*Aim*
Look through the data and write out every line with the word "José" in it.

** BEGIN Data listing **

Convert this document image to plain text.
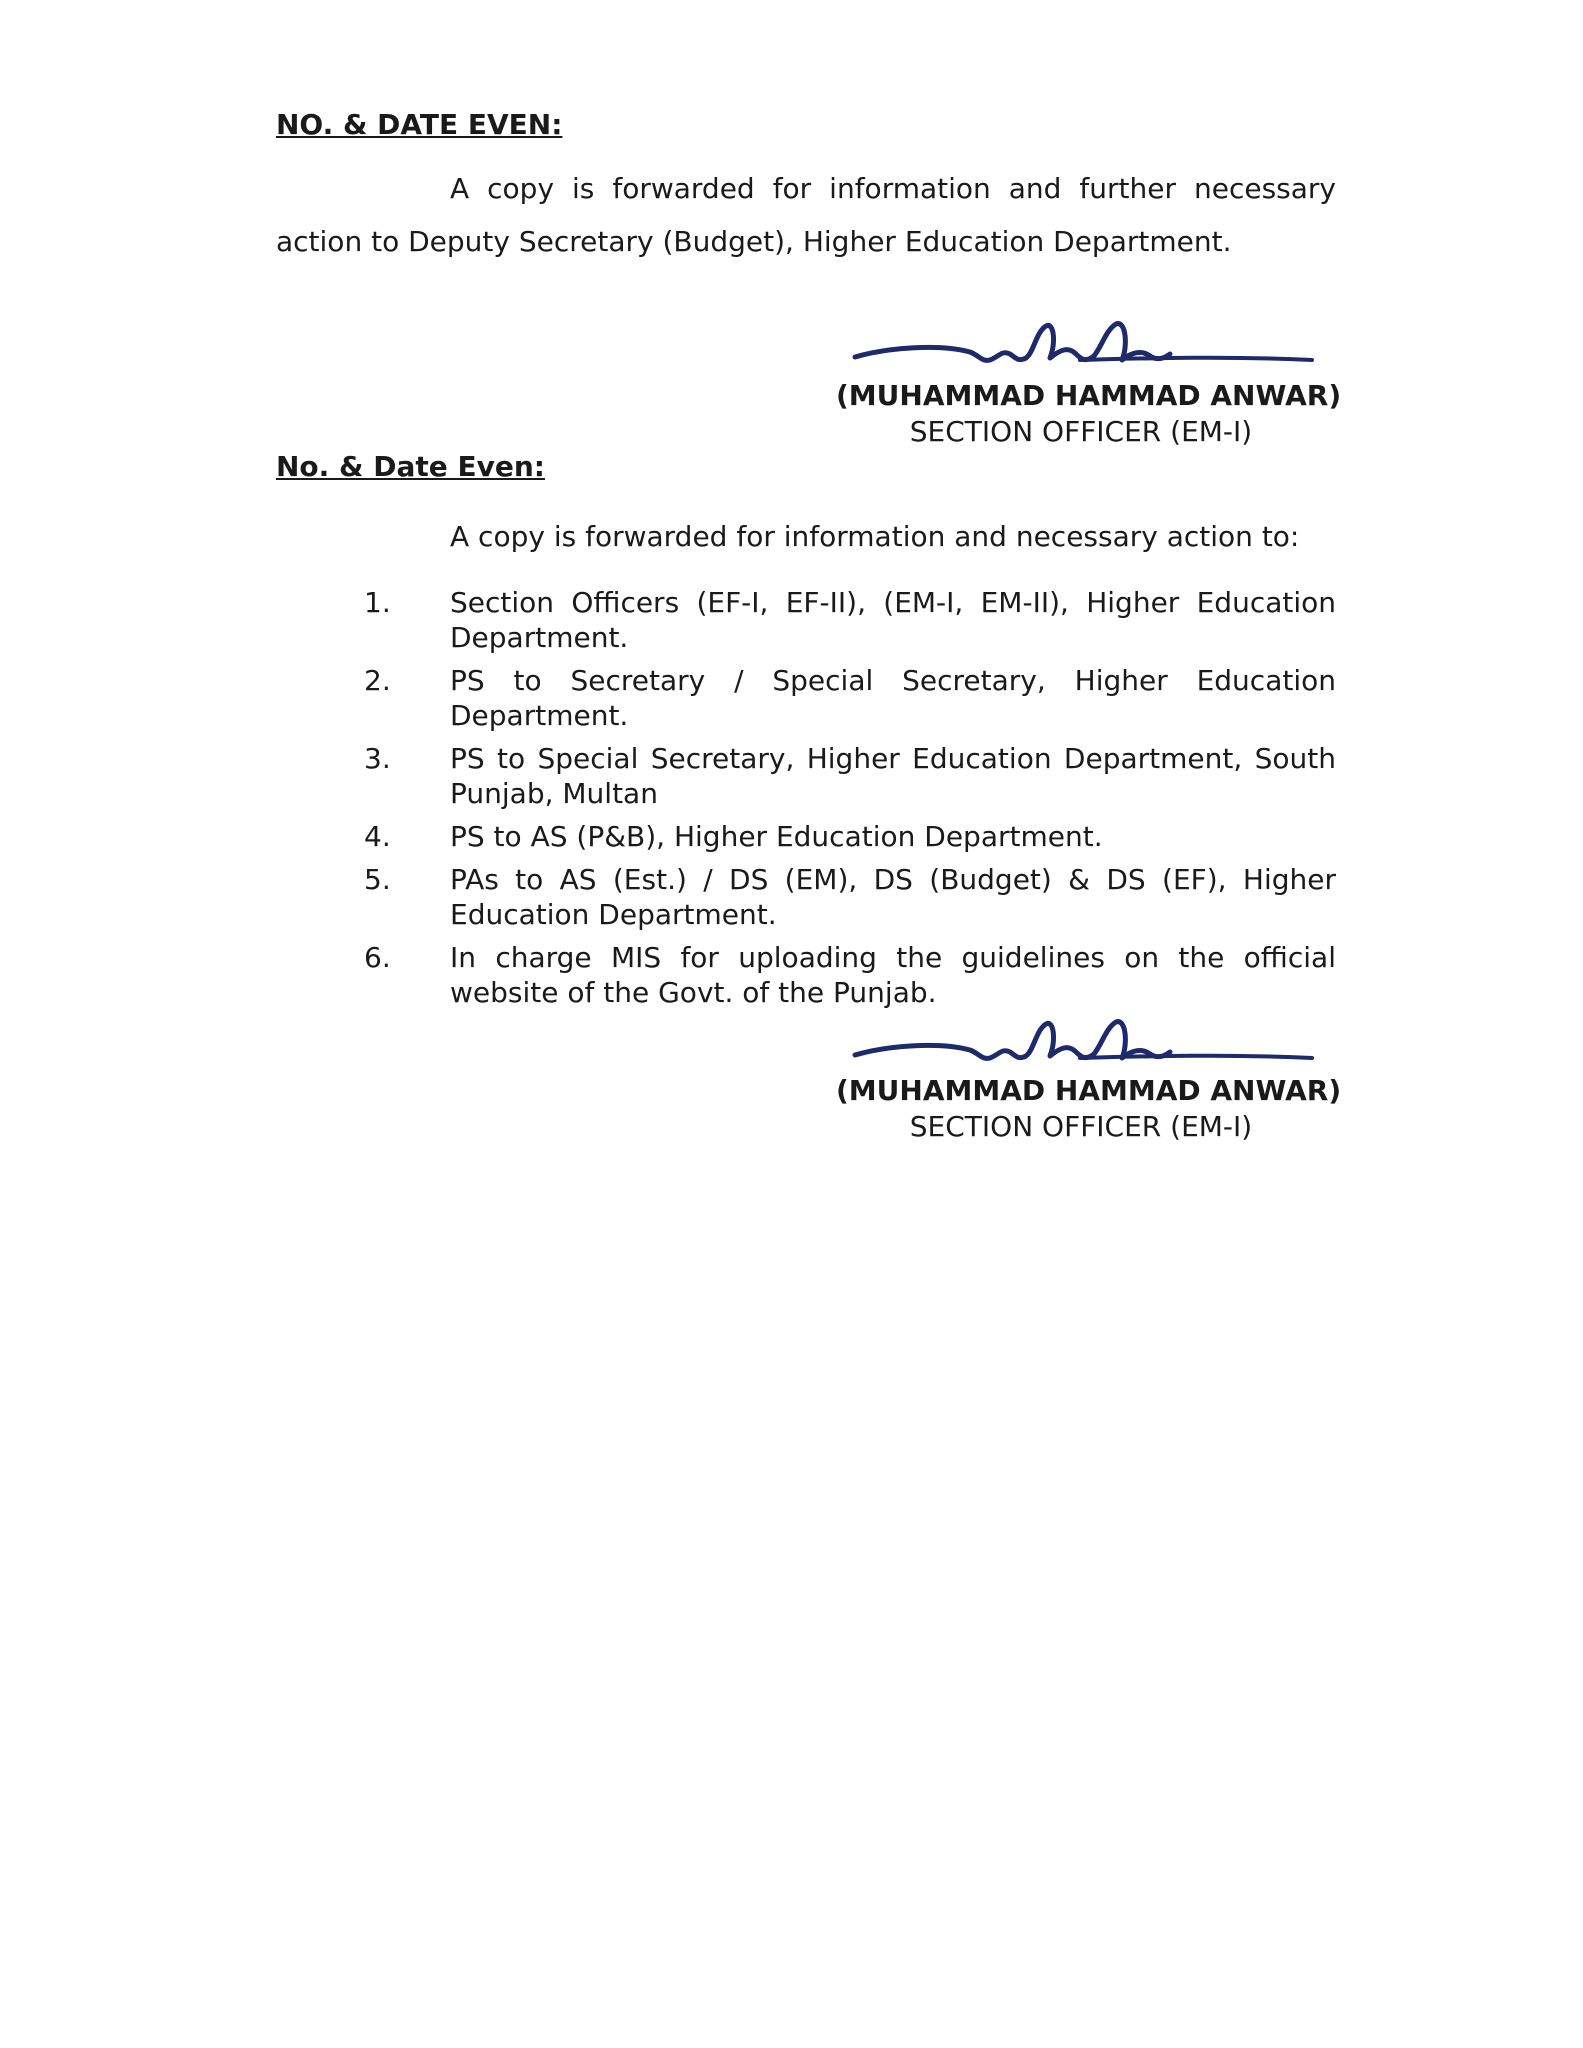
NO. & DATE EVEN:
A copy is forwarded for information and further necessary action to Deputy Secretary (Budget), Higher Education Department.
(MUHAMMAD HAMMAD ANWAR)
SECTION OFFICER (EM-I)
No. & Date Even:
A copy is forwarded for information and necessary action to:
1. Section Officers (EF-I, EF-II), (EM-I, EM-II), Higher Education Department.
2. PS to Secretary / Special Secretary, Higher Education Department.
3. PS to Special Secretary, Higher Education Department, South Punjab, Multan
4. PS to AS (P&B), Higher Education Department.
5. PAs to AS (Est.) / DS (EM), DS (Budget) & DS (EF), Higher Education Department.
6. In charge MIS for uploading the guidelines on the official website of the Govt. of the Punjab.
(MUHAMMAD HAMMAD ANWAR)
SECTION OFFICER (EM-I)
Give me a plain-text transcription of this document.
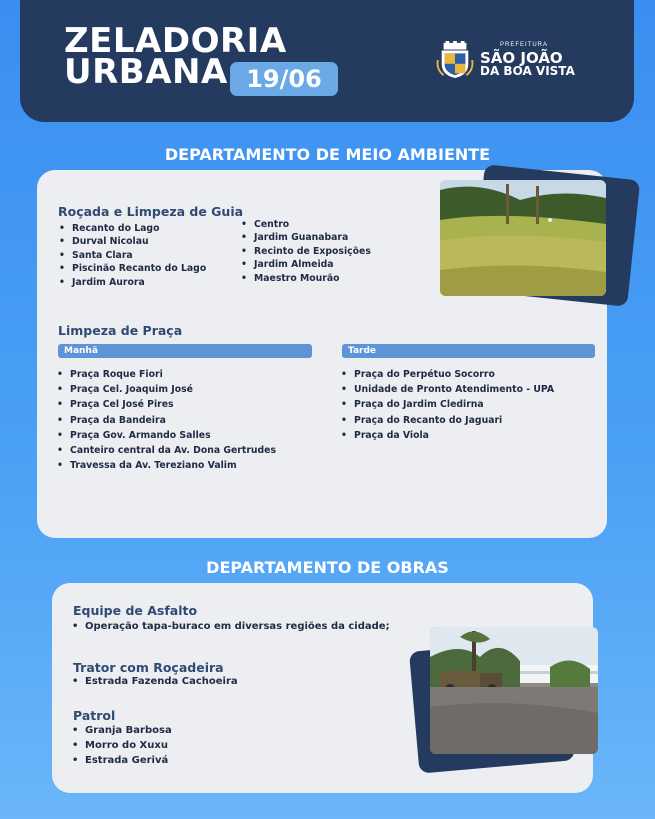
ZELADORIA
URBANA 19/06
PREFEITURA
SÃO JOÃO
DA BOA VISTA
DEPARTAMENTO DE MEIO AMBIENTE
Roçada e Limpeza de Guia
• Recanto do Lago
• Durval Nicolau
• Santa Clara
• Piscinão Recanto do Lago
• Jardim Aurora
• Centro
• Jardim Guanabara
• Recinto de Exposições
• Jardim Almeida
• Maestro Mourão
Limpeza de Praça
Manhã	Tarde
• Praça Roque Fiori
• Praça Cel. Joaquim José
• Praça Cel José Pires
• Praça da Bandeira
• Praça Gov. Armando Salles
• Canteiro central da Av. Dona Gertrudes
• Travessa da Av. Tereziano Valim
• Praça do Perpétuo Socorro
• Unidade de Pronto Atendimento - UPA
• Praça do Jardim Cledirna
• Praça do Recanto do Jaguari
• Praça da Viola
DEPARTAMENTO DE OBRAS
Equipe de Asfalto
• Operação tapa-buraco em diversas regiões da cidade;
Trator com Roçadeira
• Estrada Fazenda Cachoeira
Patrol
• Granja Barbosa
• Morro do Xuxu
• Estrada Gerivá
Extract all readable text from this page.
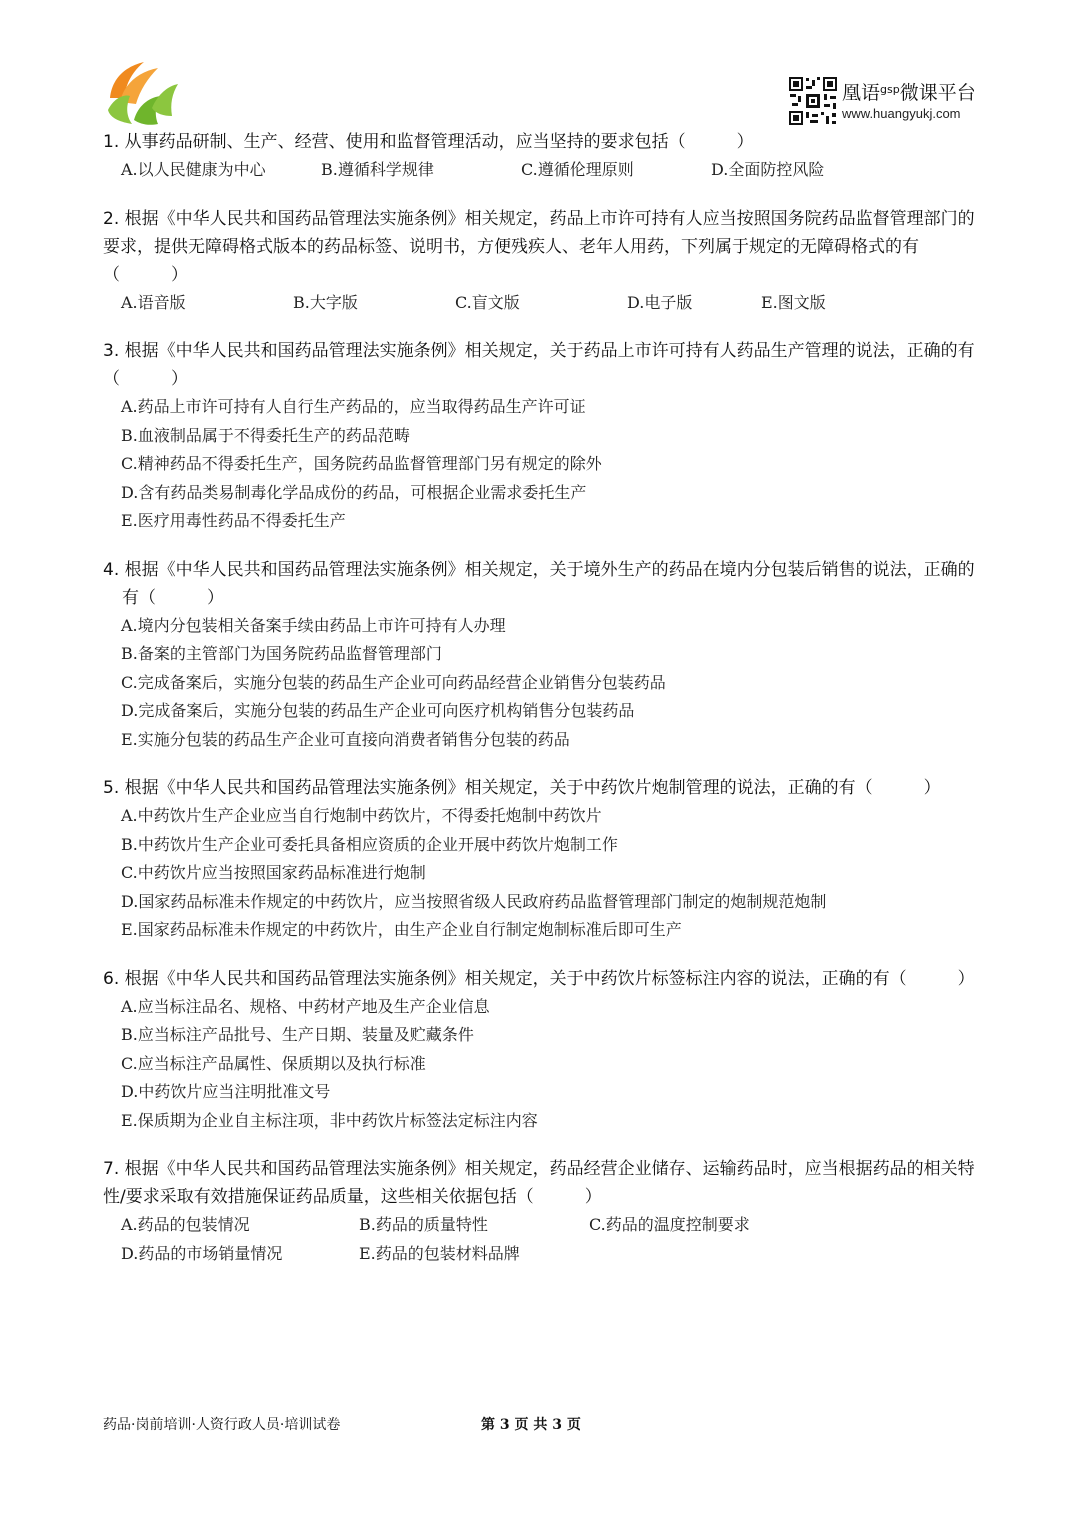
凰语$^{gsp}$微课平台
www.huangyukj.com

1. 从事药品研制、生产、经营、使用和监督管理活动，应当坚持的要求包括（　　　）

A.以人民健康为中心	B.遵循科学规律	C.遵循伦理原则	D.全面防控风险

2. 根据《中华人民共和国药品管理法实施条例》相关规定，药品上市许可持有人应当按照国务院药品监督管理部门的要求，提供无障碍格式版本的药品标签、说明书，方便残疾人、老年人用药，下列属于规定的无障碍格式的有（　　　）

A.语音版	B.大字版	C.盲文版	D.电子版	E.图文版

3. 根据《中华人民共和国药品管理法实施条例》相关规定，关于药品上市许可持有人药品生产管理的说法，正确的有（　　　）

A.药品上市许可持有人自行生产药品的，应当取得药品生产许可证
B.血液制品属于不得委托生产的药品范畴
C.精神药品不得委托生产，国务院药品监督管理部门另有规定的除外
D.含有药品类易制毒化学品成份的药品，可根据企业需求委托生产
E.医疗用毒性药品不得委托生产

4. 根据《中华人民共和国药品管理法实施条例》相关规定，关于境外生产的药品在境内分包装后销售的说法，正确的有（　　　）

A.境内分包装相关备案手续由药品上市许可持有人办理
B.备案的主管部门为国务院药品监督管理部门
C.完成备案后，实施分包装的药品生产企业可向药品经营企业销售分包装药品
D.完成备案后，实施分包装的药品生产企业可向医疗机构销售分包装药品
E.实施分包装的药品生产企业可直接向消费者销售分包装的药品

5. 根据《中华人民共和国药品管理法实施条例》相关规定，关于中药饮片炮制管理的说法，正确的有（　　　）

A.中药饮片生产企业应当自行炮制中药饮片，不得委托炮制中药饮片
B.中药饮片生产企业可委托具备相应资质的企业开展中药饮片炮制工作
C.中药饮片应当按照国家药品标准进行炮制
D.国家药品标准未作规定的中药饮片，应当按照省级人民政府药品监督管理部门制定的炮制规范炮制
E.国家药品标准未作规定的中药饮片，由生产企业自行制定炮制标准后即可生产

6. 根据《中华人民共和国药品管理法实施条例》相关规定，关于中药饮片标签标注内容的说法，正确的有（　　　）

A.应当标注品名、规格、中药材产地及生产企业信息
B.应当标注产品批号、生产日期、装量及贮藏条件
C.应当标注产品属性、保质期以及执行标准
D.中药饮片应当注明批准文号
E.保质期为企业自主标注项，非中药饮片标签法定标注内容

7. 根据《中华人民共和国药品管理法实施条例》相关规定，药品经营企业储存、运输药品时，应当根据药品的相关特性/要求采取有效措施保证药品质量，这些相关依据包括（　　　）

A.药品的包装情况	B.药品的质量特性	C.药品的温度控制要求
D.药品的市场销量情况	E.药品的包装材料品牌
药品·岗前培训·人资行政人员·培训试卷	第 3 页 共 3 页
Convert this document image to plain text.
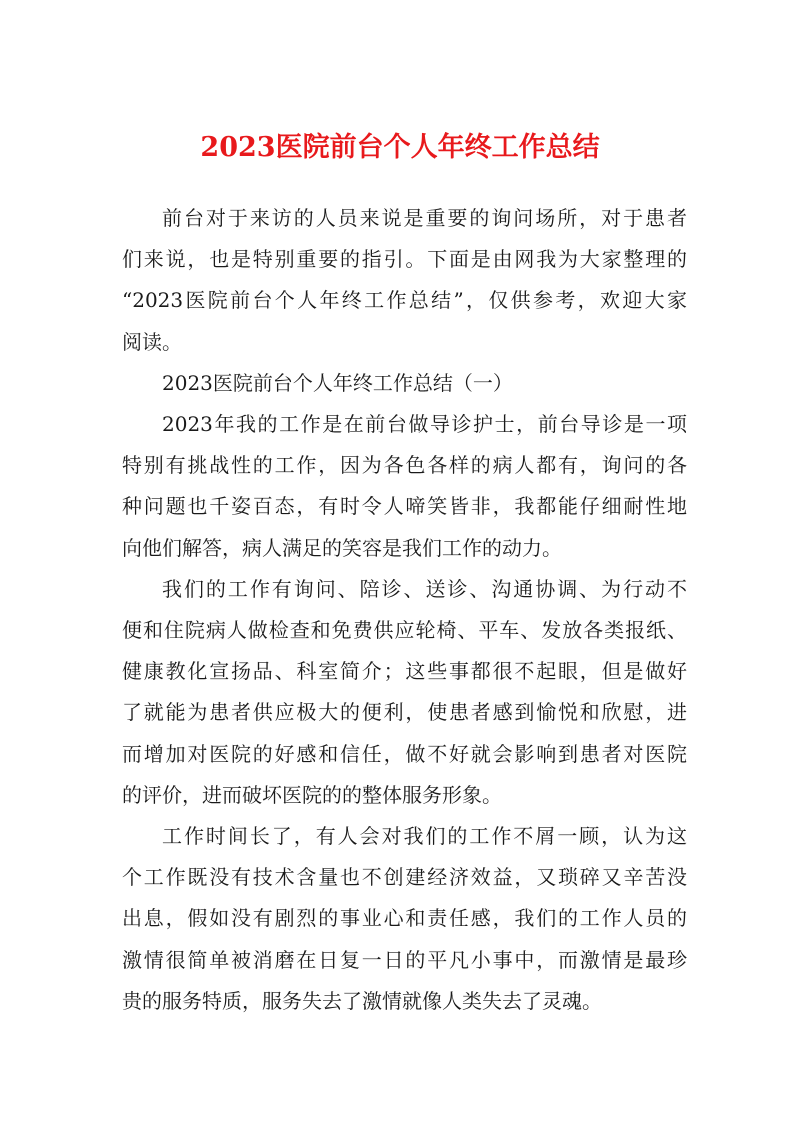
2023医院前台个人年终工作总结

前台对于来访的人员来说是重要的询问场所，对于患者
们来说，也是特别重要的指引。下面是由网我为大家整理的
“2023医院前台个人年终工作总结”，仅供参考，欢迎大家
阅读。

2023医院前台个人年终工作总结（一）

2023年我的工作是在前台做导诊护士，前台导诊是一项
特别有挑战性的工作，因为各色各样的病人都有，询问的各
种问题也千姿百态，有时令人啼笑皆非，我都能仔细耐性地
向他们解答，病人满足的笑容是我们工作的动力。

我们的工作有询问、陪诊、送诊、沟通协调、为行动不
便和住院病人做检查和免费供应轮椅、平车、发放各类报纸、
健康教化宣扬品、科室简介；这些事都很不起眼，但是做好
了就能为患者供应极大的便利，使患者感到愉悦和欣慰，进
而增加对医院的好感和信任，做不好就会影响到患者对医院
的评价，进而破坏医院的的整体服务形象。

工作时间长了，有人会对我们的工作不屑一顾，认为这
个工作既没有技术含量也不创建经济效益，又琐碎又辛苦没
出息，假如没有剧烈的事业心和责任感，我们的工作人员的
激情很简单被消磨在日复一日的平凡小事中，而激情是最珍
贵的服务特质，服务失去了激情就像人类失去了灵魂。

** END Data listing **

*Reply*
• Praça Cel. Joaquim José
• Praça Cel José Pires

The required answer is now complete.